WHAT IS ASKED:
Reproduce the full listing below unchanged, apart from the pictures.

(Entries from a dataset)

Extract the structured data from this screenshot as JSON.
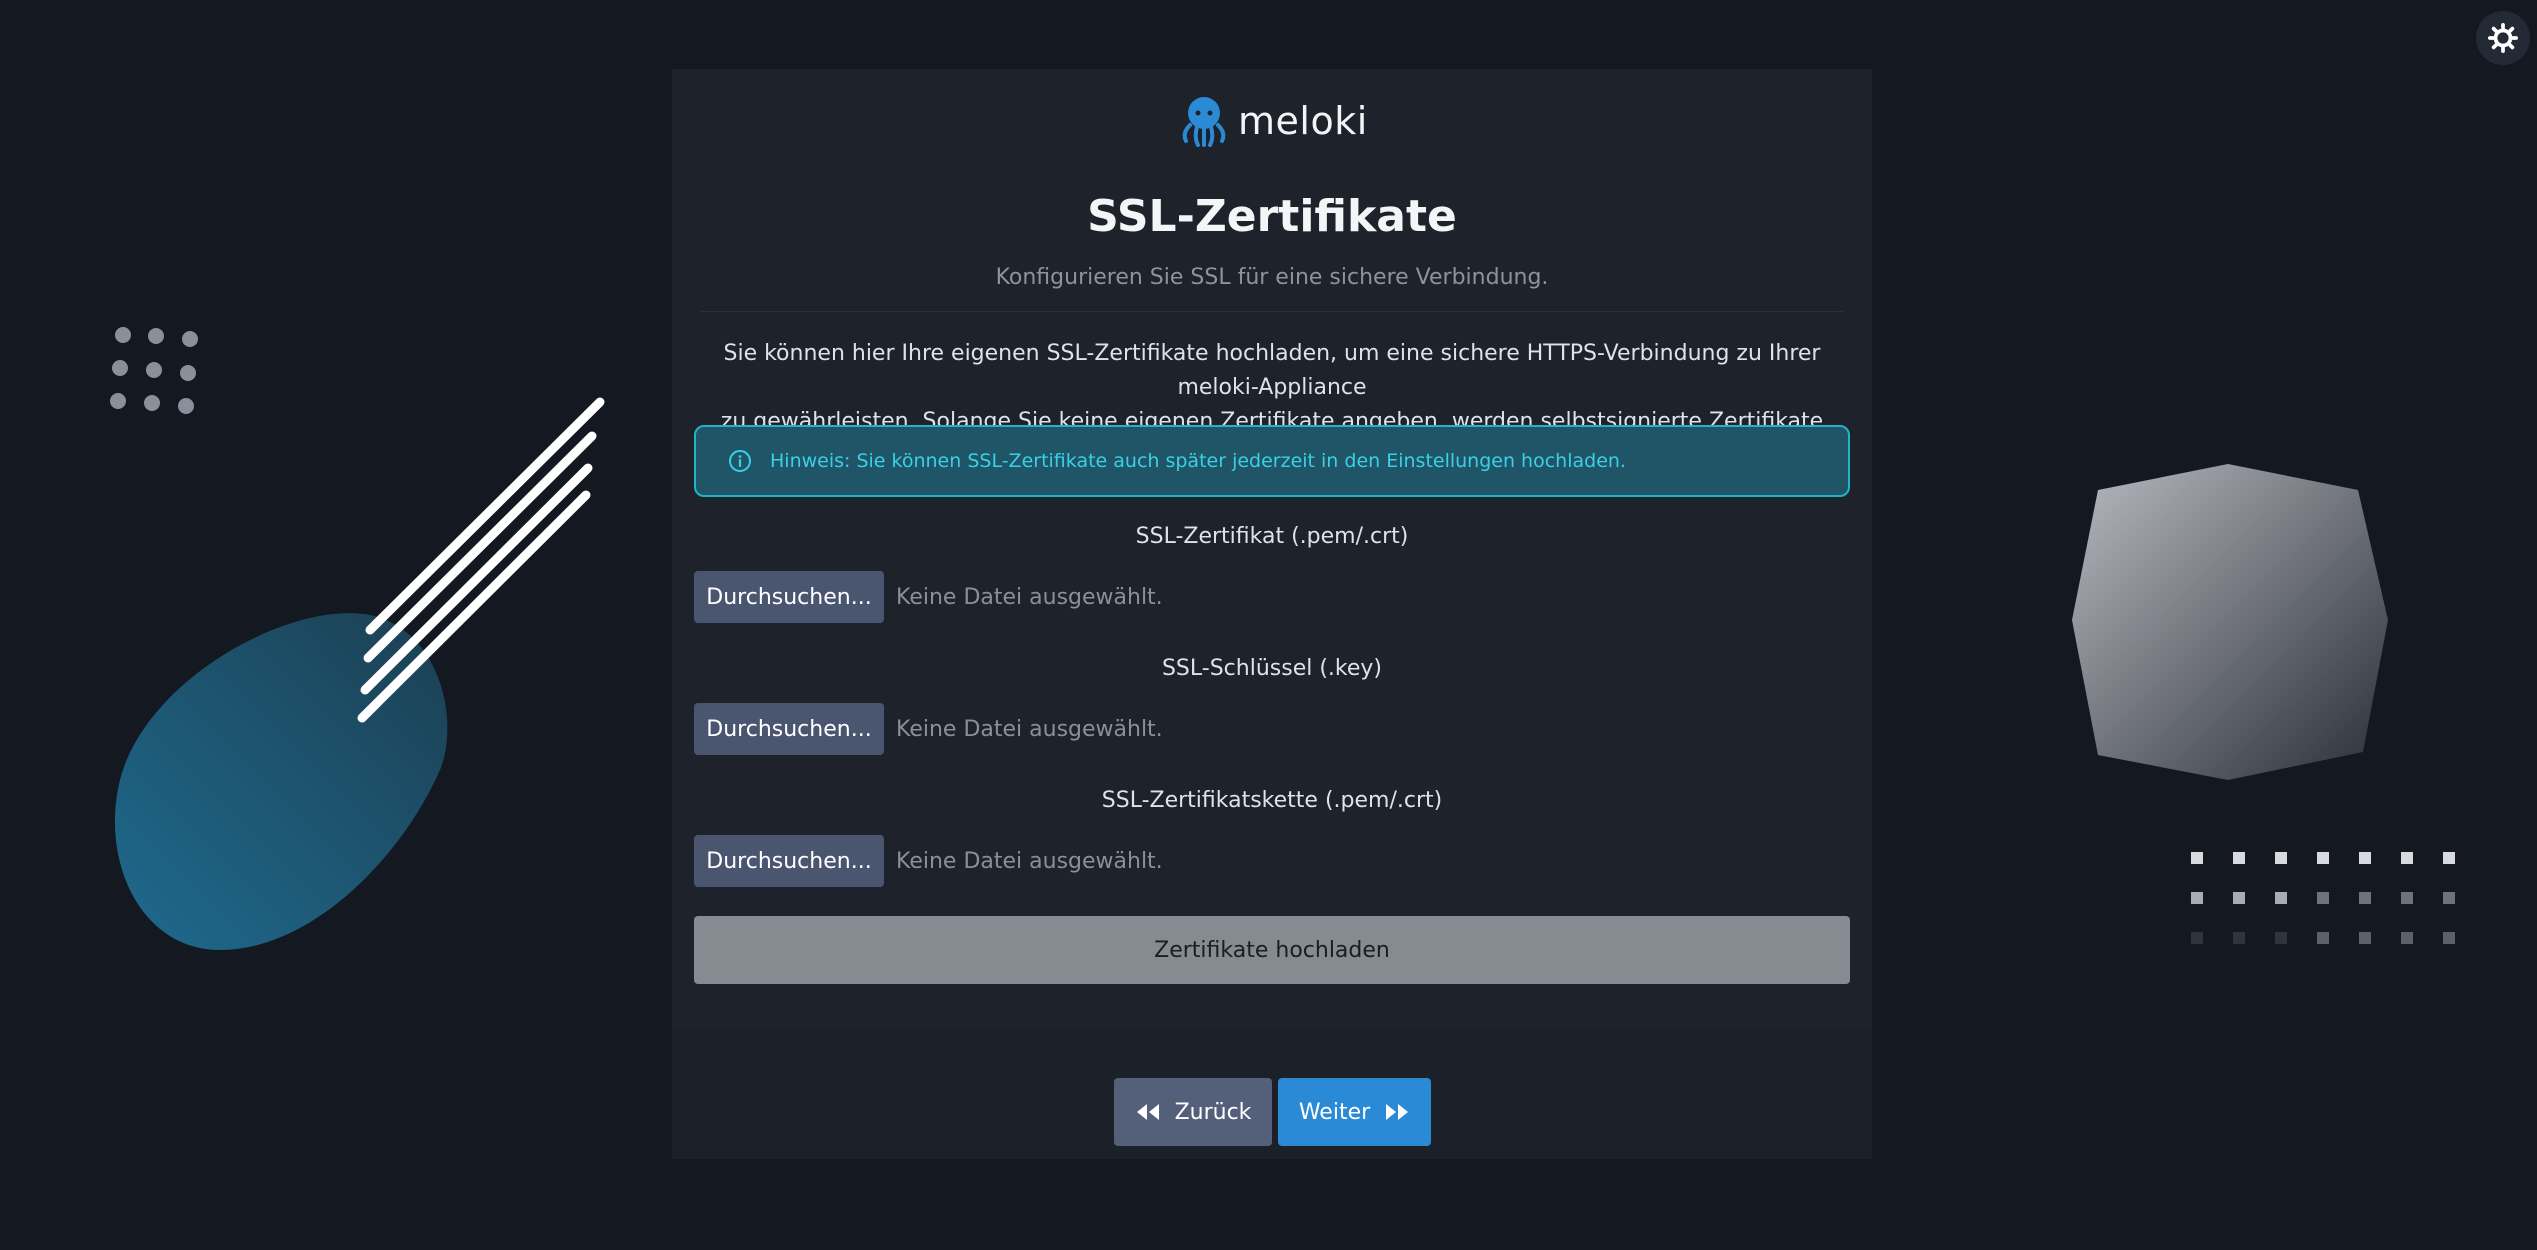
{
  "header": {
    "theme_toggle_icon": "gear-icon",
    "logo_text": "meloki",
    "logo_icon": "octopus-icon",
    "brand_color": "#2b8ad6"
  },
  "page": {
    "title": "SSL-Zertifikate",
    "subtitle": "Konfigurieren Sie SSL für eine sichere Verbindung.",
    "intro_line1": "Sie können hier Ihre eigenen SSL-Zertifikate hochladen, um eine sichere HTTPS-Verbindung zu Ihrer meloki-Appliance",
    "intro_line2": "zu gewährleisten. Solange Sie keine eigenen Zertifikate angeben, werden selbstsignierte Zertifikate verwendet."
  },
  "alert": {
    "icon": "info-icon",
    "text": "Hinweis: Sie können SSL-Zertifikate auch später jederzeit in den Einstellungen hochladen.",
    "color": "#3ad0e6"
  },
  "fields": [
    {
      "label": "SSL-Zertifikat (.pem/.crt)",
      "button": "Durchsuchen...",
      "status": "Keine Datei ausgewählt."
    },
    {
      "label": "SSL-Schlüssel (.key)",
      "button": "Durchsuchen...",
      "status": "Keine Datei ausgewählt."
    },
    {
      "label": "SSL-Zertifikatskette (.pem/.crt)",
      "button": "Durchsuchen...",
      "status": "Keine Datei ausgewählt."
    }
  ],
  "upload_button": "Zertifikate hochladen",
  "nav": {
    "back_label": "Zurück",
    "back_icon": "double-chevron-left-icon",
    "next_label": "Weiter",
    "next_icon": "double-chevron-right-icon"
  }
}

THE RESULT:
Extract the structured data from this screenshot as JSON.
{
  "header": {
    "theme_toggle_icon": "gear-icon",
    "logo_text": "meloki",
    "logo_icon": "octopus-icon",
    "brand_color": "#2b8ad6"
  },
  "page": {
    "title": "SSL-Zertifikate",
    "subtitle": "Konfigurieren Sie SSL für eine sichere Verbindung.",
    "intro_line1": "Sie können hier Ihre eigenen SSL-Zertifikate hochladen, um eine sichere HTTPS-Verbindung zu Ihrer meloki-Appliance",
    "intro_line2": "zu gewährleisten. Solange Sie keine eigenen Zertifikate angeben, werden selbstsignierte Zertifikate verwendet."
  },
  "alert": {
    "icon": "info-icon",
    "text": "Hinweis: Sie können SSL-Zertifikate auch später jederzeit in den Einstellungen hochladen.",
    "color": "#3ad0e6"
  },
  "fields": [
    {
      "label": "SSL-Zertifikat (.pem/.crt)",
      "button": "Durchsuchen...",
      "status": "Keine Datei ausgewählt."
    },
    {
      "label": "SSL-Schlüssel (.key)",
      "button": "Durchsuchen...",
      "status": "Keine Datei ausgewählt."
    },
    {
      "label": "SSL-Zertifikatskette (.pem/.crt)",
      "button": "Durchsuchen...",
      "status": "Keine Datei ausgewählt."
    }
  ],
  "upload_button": "Zertifikate hochladen",
  "nav": {
    "back_label": "Zurück",
    "back_icon": "double-chevron-left-icon",
    "next_label": "Weiter",
    "next_icon": "double-chevron-right-icon"
  }
}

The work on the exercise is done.